[BEGIN Supplied material]

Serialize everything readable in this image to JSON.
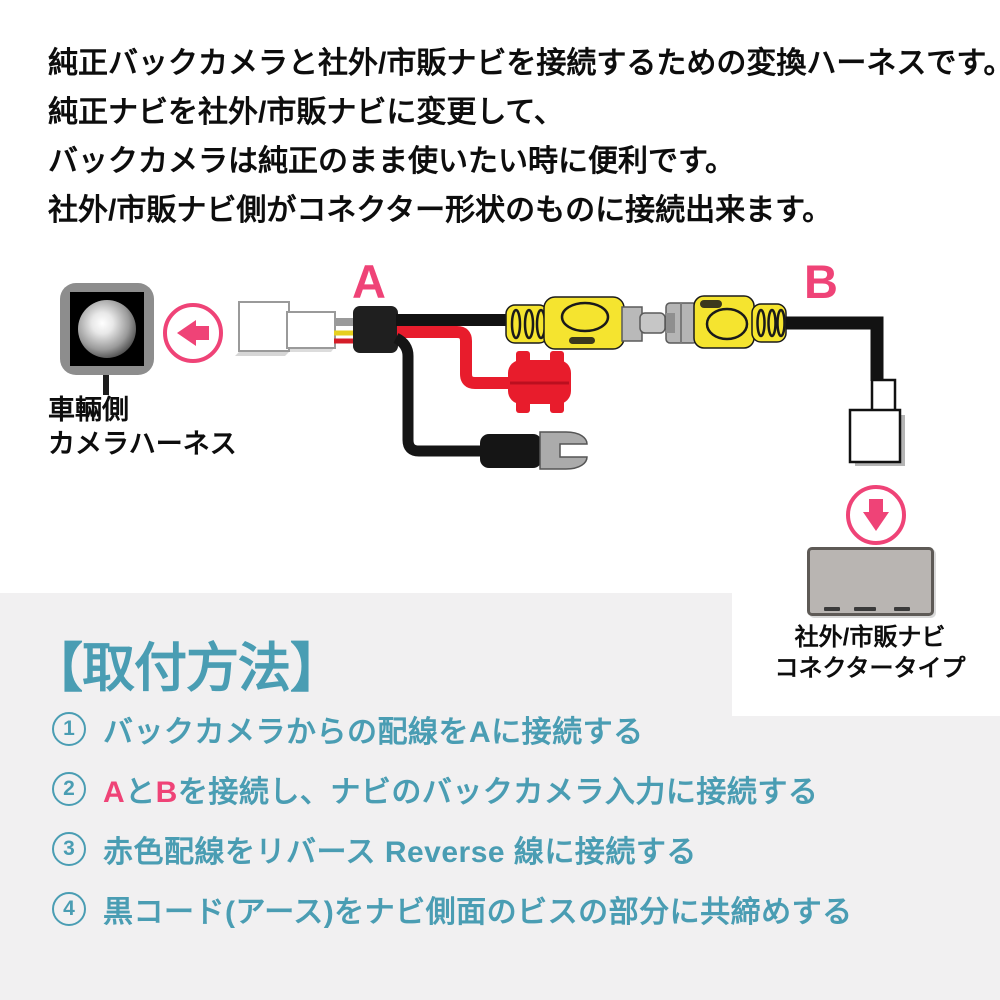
{
  "intro": {
    "lines": [
      "純正バックカメラと社外/市販ナビを接続するための変換ハーネスです。",
      "純正ナビを社外/市販ナビに変更して、",
      "バックカメラは純正のまま使いたい時に便利です。",
      "社外/市販ナビ側がコネクター形状のものに接続出来ます。"
    ]
  },
  "diagram": {
    "label_a": "A",
    "label_b": "B",
    "camera_caption": {
      "line1": "車輛側",
      "line2": "カメラハーネス"
    },
    "nav_caption": {
      "line1": "社外/市販ナビ",
      "line2": "コネクタータイプ"
    }
  },
  "install": {
    "heading": "【取付方法】",
    "steps": [
      {
        "number": "1",
        "parts": [
          {
            "text": "バックカメラからの配線をAに接続する",
            "accent": false
          }
        ]
      },
      {
        "number": "2",
        "parts": [
          {
            "text": "A",
            "accent": true
          },
          {
            "text": "と",
            "accent": false
          },
          {
            "text": "B",
            "accent": true
          },
          {
            "text": "を接続し、ナビのバックカメラ入力に接続する",
            "accent": false
          }
        ]
      },
      {
        "number": "3",
        "parts": [
          {
            "text": "赤色配線をリバース Reverse 線に接続する",
            "accent": false
          }
        ]
      },
      {
        "number": "4",
        "parts": [
          {
            "text": "黒コード(アース)をナビ側面のビスの部分に共締めする",
            "accent": false
          }
        ]
      }
    ]
  },
  "colors": {
    "accent_pink": "#ef4377",
    "teal": "#4a9db3",
    "wire_red": "#e81c2c",
    "rca_yellow": "#f5e42f",
    "panel_gray": "#f1f0f1",
    "nav_gray": "#b9b5b2"
  }
}
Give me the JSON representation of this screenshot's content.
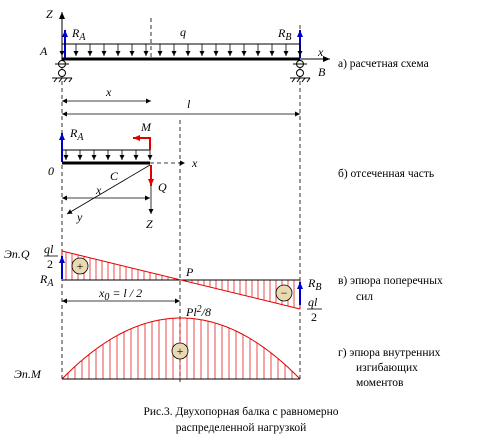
{
  "panel_a": {
    "axis_z": "Z",
    "reaction_a": "R",
    "reaction_a_sub": "A",
    "reaction_b": "R",
    "reaction_b_sub": "B",
    "load": "q",
    "point_a": "A",
    "point_b": "B",
    "axis_x": "x",
    "dim_x": "x",
    "dim_l": "l",
    "caption": "а) расчетная схема"
  },
  "panel_b": {
    "reaction_a": "R",
    "reaction_a_sub": "A",
    "moment": "M",
    "origin": "0",
    "axis_x": "x",
    "centroid": "C",
    "shear": "Q",
    "axis_y": "y",
    "axis_z": "Z",
    "dim_x": "x",
    "caption": "б) отсеченная часть"
  },
  "panel_c": {
    "ylabel": "Эп.Q",
    "left_num": "ql",
    "left_den": "2",
    "left_reaction": "R",
    "left_reaction_sub": "A",
    "zero_point": "P",
    "x0_label": "x",
    "x0_sub": "0",
    "x0_value": " = l / 2",
    "right_reaction": "R",
    "right_reaction_sub": "B",
    "right_num": "ql",
    "right_den": "2",
    "plus_sign": "+",
    "minus_sign": "−",
    "caption_line1": "в) эпюра поперечных",
    "caption_line2": "сил"
  },
  "panel_d": {
    "ylabel": "Эп.М",
    "max_label": "Pl",
    "max_sup": "2",
    "max_rest": "/8",
    "plus_sign": "+",
    "caption_line1": "г) эпюра внутренних",
    "caption_line2": "изгибающих",
    "caption_line3": "моментов"
  },
  "figure_caption": {
    "line1": "Рис.3. Двухопорная балка с равномерно",
    "line2": "распределенной нагрузкой"
  },
  "colors": {
    "reaction": "#0000cc",
    "section_force": "#e00000",
    "diagram": "#e00000",
    "line": "#000000"
  }
}
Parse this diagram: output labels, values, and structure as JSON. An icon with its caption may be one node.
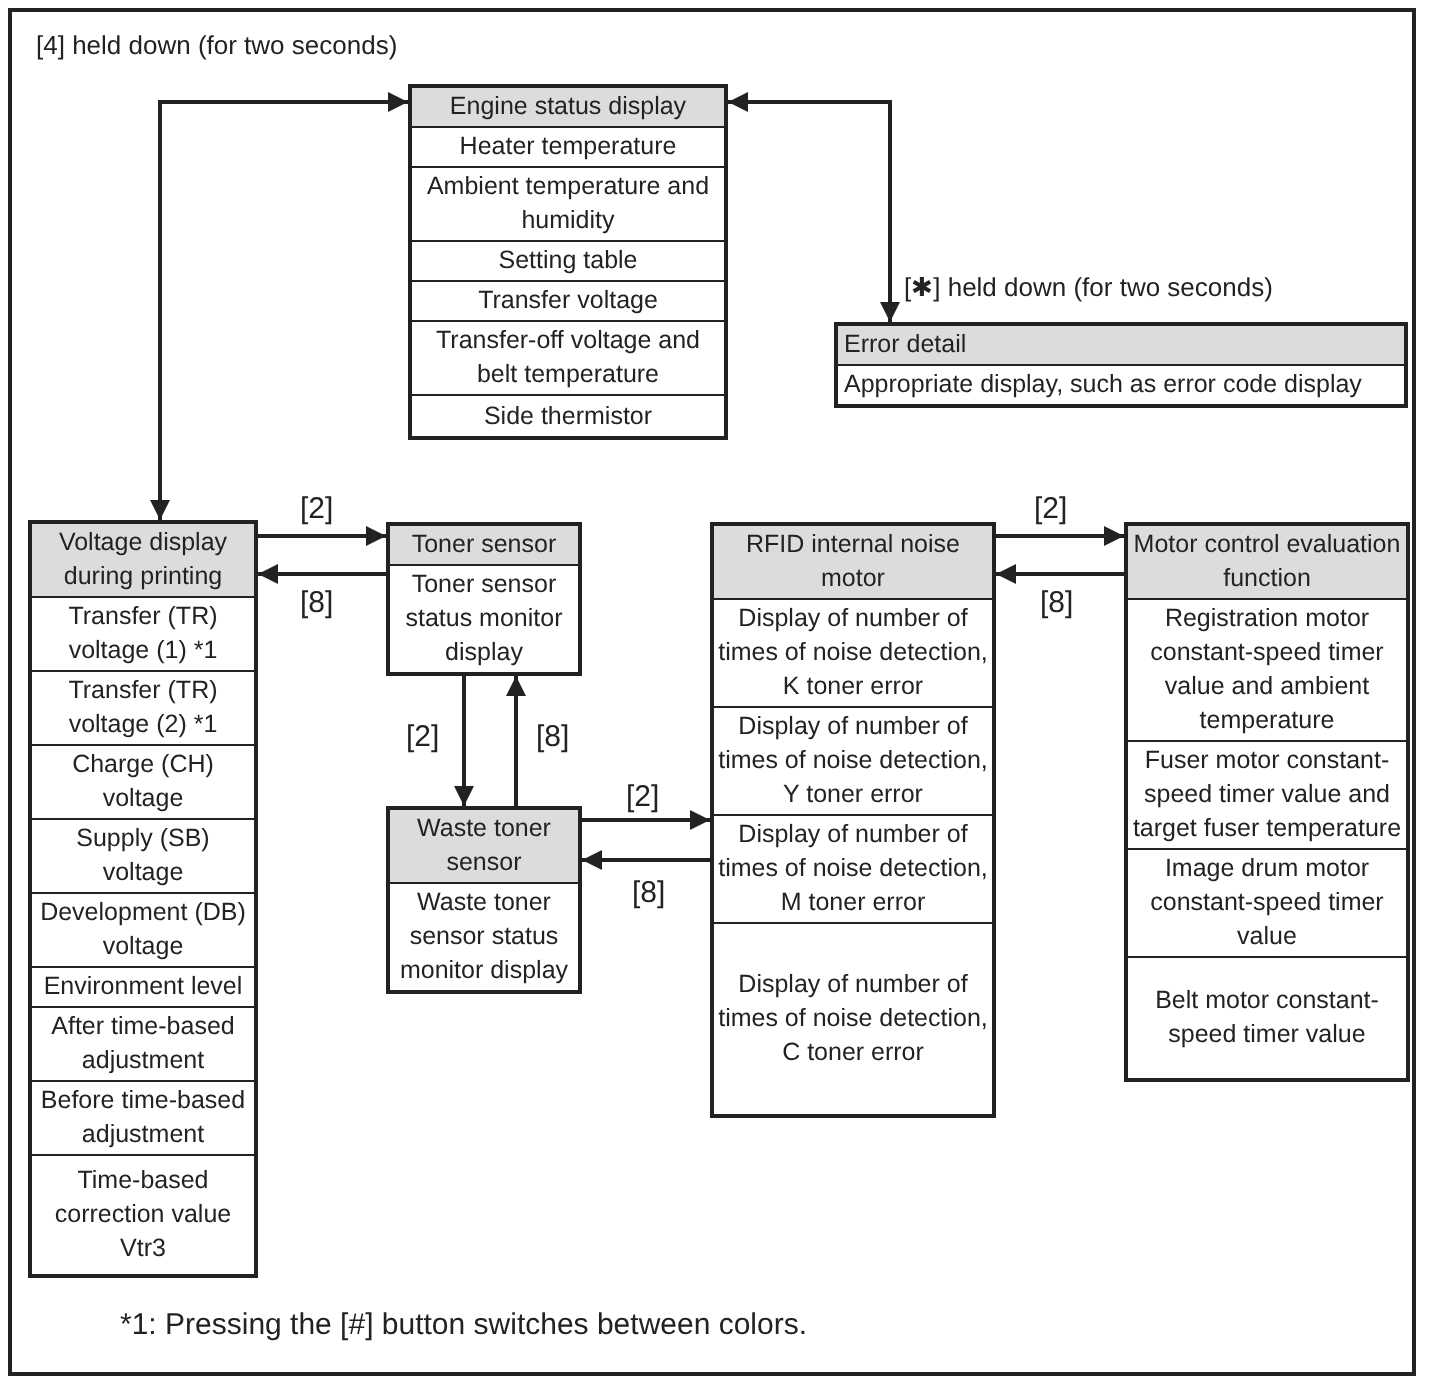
{
  "diagram": {
    "caption": "*1: Pressing the [#] button switches between colors.",
    "nodes": [
      {
        "text": [
          "Engine status display",
          "Heater temperature",
          "Ambient temperature and humidity",
          "Setting table",
          "Transfer voltage",
          "Transfer-off voltage and belt temperature",
          "Side thermistor"
        ]
      },
      {
        "text": [
          "Error detail",
          "Appropriate display, such as error code display"
        ]
      },
      {
        "text": [
          "Voltage display during printing",
          "Transfer (TR) voltage (1) *1",
          "Transfer (TR) voltage (2) *1",
          "Charge (CH) voltage",
          "Supply (SB) voltage",
          "Development (DB) voltage",
          "Environment level",
          "After time-based adjustment",
          "Before time-based adjustment",
          "Time-based correction value Vtr3"
        ]
      },
      {
        "text": [
          "Toner sensor",
          "Toner sensor status monitor display"
        ]
      },
      {
        "text": [
          "Waste toner sensor",
          "Waste toner sensor status monitor display"
        ]
      },
      {
        "text": [
          "RFID internal noise motor",
          "Display of number of times of noise detection, K toner error",
          "Display of number of times of noise detection, Y toner error",
          "Display of number of times of noise detection, M toner error",
          "Display of number of times of noise detection, C toner error"
        ]
      },
      {
        "text": [
          "Motor control evaluation function",
          "Registration motor constant-speed timer value and ambient temperature",
          "Fuser motor constant-speed timer value and target fuser temperature",
          "Image drum motor constant-speed timer value",
          "Belt motor constant-speed timer value"
        ]
      }
    ],
    "edges": [
      {
        "from": 0,
        "to": 2,
        "arrow": "both",
        "label": "[4] held down (for two seconds)"
      },
      {
        "from": 0,
        "to": 1,
        "arrow": "both",
        "label": "[✱] held down (for two seconds)"
      },
      {
        "from": 2,
        "to": 3,
        "arrow": "to",
        "label": "[2]"
      },
      {
        "from": 3,
        "to": 2,
        "arrow": "to",
        "label": "[8]"
      },
      {
        "from": 3,
        "to": 4,
        "arrow": "to",
        "label": "[2]"
      },
      {
        "from": 4,
        "to": 3,
        "arrow": "to",
        "label": "[8]"
      },
      {
        "from": 4,
        "to": 5,
        "arrow": "to",
        "label": "[2]"
      },
      {
        "from": 5,
        "to": 4,
        "arrow": "to",
        "label": "[8]"
      },
      {
        "from": 5,
        "to": 6,
        "arrow": "to",
        "label": "[2]"
      },
      {
        "from": 6,
        "to": 5,
        "arrow": "to",
        "label": "[8]"
      }
    ]
  }
}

[END Supplied material]

What is being asked -
Tell how many lines contain the word "temperature", using only the number.

The response -
5